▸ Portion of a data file

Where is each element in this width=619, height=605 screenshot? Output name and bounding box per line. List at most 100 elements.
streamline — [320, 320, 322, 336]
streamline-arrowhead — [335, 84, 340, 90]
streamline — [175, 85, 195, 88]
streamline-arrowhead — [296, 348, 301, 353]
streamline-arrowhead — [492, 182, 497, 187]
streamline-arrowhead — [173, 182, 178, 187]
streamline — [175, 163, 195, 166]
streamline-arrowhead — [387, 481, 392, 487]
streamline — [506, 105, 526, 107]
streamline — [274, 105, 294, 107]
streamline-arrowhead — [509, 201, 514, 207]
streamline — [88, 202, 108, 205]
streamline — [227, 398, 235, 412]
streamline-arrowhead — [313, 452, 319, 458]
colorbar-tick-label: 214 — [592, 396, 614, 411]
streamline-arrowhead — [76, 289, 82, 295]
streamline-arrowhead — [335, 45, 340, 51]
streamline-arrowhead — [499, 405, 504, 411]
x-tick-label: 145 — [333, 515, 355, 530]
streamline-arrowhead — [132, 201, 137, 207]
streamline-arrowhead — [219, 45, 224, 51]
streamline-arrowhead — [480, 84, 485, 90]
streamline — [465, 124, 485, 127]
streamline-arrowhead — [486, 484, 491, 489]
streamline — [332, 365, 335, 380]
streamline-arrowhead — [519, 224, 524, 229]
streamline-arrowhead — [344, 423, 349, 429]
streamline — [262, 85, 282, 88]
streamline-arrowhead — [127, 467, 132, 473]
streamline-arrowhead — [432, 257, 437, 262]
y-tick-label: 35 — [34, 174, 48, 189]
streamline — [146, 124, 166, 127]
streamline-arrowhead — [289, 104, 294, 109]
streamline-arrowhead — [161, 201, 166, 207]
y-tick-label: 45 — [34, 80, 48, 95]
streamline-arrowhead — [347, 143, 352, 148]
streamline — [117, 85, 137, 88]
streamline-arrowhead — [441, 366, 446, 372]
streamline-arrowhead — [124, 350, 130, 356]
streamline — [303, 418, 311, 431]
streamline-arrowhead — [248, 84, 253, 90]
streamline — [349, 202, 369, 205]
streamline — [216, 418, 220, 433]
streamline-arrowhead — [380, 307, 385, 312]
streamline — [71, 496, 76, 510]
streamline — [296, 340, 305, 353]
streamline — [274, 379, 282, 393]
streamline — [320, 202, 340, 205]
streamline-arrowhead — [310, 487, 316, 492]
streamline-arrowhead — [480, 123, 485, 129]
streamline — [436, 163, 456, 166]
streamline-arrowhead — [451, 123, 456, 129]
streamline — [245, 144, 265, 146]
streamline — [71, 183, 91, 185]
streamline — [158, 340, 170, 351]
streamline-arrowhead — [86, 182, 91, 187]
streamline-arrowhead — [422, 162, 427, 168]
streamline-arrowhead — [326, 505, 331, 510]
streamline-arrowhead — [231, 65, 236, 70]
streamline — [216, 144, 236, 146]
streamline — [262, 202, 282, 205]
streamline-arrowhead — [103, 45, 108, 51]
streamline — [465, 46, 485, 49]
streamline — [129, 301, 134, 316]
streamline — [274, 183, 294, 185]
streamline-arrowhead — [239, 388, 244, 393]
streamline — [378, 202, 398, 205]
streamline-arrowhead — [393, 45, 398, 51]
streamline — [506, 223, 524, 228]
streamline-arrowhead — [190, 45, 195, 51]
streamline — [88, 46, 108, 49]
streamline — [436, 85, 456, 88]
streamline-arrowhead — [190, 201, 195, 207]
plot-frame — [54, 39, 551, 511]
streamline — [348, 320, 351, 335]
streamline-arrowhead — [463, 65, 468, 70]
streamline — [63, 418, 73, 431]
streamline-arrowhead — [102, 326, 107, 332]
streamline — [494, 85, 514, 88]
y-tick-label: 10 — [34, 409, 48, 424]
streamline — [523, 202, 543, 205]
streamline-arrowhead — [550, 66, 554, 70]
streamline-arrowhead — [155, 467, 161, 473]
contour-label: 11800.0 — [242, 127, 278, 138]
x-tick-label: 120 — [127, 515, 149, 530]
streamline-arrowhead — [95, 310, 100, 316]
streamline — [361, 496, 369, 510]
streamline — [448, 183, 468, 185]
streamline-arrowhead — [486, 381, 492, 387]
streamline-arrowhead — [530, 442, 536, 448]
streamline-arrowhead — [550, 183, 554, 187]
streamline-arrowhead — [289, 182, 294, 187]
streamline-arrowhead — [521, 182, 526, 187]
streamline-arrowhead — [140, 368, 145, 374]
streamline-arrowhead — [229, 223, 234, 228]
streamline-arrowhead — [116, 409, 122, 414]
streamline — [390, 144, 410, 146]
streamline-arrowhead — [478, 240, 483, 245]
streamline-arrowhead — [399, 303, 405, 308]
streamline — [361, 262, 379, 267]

▸ Objective
Copy the listing from its first line through the line containing "streamline-arrowhead — [76, 289, 82, 295]", substituting "image" for "screenshot" and keeping everything else the same.

▸ Response below
Where is each element in this width=619, height=605 image? Output name and bounding box per line. List at most 100 elements.
streamline — [320, 320, 322, 336]
streamline-arrowhead — [335, 84, 340, 90]
streamline — [175, 85, 195, 88]
streamline-arrowhead — [296, 348, 301, 353]
streamline-arrowhead — [492, 182, 497, 187]
streamline-arrowhead — [173, 182, 178, 187]
streamline — [175, 163, 195, 166]
streamline-arrowhead — [387, 481, 392, 487]
streamline — [506, 105, 526, 107]
streamline — [274, 105, 294, 107]
streamline-arrowhead — [509, 201, 514, 207]
streamline — [88, 202, 108, 205]
streamline — [227, 398, 235, 412]
streamline-arrowhead — [313, 452, 319, 458]
colorbar-tick-label: 214 — [592, 396, 614, 411]
streamline-arrowhead — [76, 289, 82, 295]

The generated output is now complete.